[Exercise description]
Pick out and copy every line below that has the word "масса".

Start of Material provided

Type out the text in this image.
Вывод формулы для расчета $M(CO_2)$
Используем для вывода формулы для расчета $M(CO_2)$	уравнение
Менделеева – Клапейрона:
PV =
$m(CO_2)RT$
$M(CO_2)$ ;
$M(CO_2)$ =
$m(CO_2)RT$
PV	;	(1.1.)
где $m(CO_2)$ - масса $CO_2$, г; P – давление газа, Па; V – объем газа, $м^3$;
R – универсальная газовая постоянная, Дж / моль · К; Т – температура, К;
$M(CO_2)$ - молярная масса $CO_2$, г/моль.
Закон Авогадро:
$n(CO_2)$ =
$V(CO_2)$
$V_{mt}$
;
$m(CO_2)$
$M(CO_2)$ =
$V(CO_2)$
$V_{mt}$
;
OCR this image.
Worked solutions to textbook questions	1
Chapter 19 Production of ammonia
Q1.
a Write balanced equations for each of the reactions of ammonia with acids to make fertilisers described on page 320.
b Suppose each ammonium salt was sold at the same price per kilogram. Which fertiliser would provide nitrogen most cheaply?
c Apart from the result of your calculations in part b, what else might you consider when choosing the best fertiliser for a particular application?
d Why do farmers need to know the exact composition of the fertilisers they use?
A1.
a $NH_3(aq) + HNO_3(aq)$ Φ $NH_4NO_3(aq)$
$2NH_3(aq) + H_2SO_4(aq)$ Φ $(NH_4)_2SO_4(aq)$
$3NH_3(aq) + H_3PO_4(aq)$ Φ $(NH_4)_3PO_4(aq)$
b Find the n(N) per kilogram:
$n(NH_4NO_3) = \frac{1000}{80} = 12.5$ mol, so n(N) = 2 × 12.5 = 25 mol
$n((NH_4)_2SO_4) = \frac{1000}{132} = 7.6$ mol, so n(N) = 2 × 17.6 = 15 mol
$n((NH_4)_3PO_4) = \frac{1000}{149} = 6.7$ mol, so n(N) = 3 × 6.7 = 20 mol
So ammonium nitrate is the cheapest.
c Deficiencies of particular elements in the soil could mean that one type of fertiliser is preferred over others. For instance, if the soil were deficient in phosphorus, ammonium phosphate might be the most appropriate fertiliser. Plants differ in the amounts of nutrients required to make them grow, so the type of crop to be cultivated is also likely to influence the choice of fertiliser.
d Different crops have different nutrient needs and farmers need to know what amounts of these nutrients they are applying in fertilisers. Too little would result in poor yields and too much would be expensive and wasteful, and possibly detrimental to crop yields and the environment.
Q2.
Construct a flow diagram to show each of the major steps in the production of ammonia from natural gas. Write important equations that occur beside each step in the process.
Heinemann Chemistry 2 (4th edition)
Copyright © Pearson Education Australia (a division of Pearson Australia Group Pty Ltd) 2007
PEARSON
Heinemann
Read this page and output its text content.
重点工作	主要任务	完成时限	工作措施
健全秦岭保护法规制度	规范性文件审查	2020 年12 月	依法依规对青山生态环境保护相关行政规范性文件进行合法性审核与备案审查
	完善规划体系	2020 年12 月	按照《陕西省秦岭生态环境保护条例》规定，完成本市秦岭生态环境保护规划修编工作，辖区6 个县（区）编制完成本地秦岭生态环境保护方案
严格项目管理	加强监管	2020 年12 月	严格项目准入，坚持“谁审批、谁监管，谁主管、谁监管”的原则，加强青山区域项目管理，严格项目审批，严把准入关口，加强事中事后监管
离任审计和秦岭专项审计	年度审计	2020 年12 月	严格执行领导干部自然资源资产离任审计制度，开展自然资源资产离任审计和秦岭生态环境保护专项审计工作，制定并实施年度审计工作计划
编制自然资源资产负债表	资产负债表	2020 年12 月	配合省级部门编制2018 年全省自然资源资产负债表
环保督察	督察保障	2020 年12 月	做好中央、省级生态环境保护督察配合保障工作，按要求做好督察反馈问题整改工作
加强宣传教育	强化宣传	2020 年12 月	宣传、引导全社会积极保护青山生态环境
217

End of Material provided

[Completed exercise]
где $m(CO_2)$ - масса $CO_2$, г; P – давление газа, Па; V – объем газа, $м^3$;
$M(CO_2)$ - молярная масса $CO_2$, г/моль.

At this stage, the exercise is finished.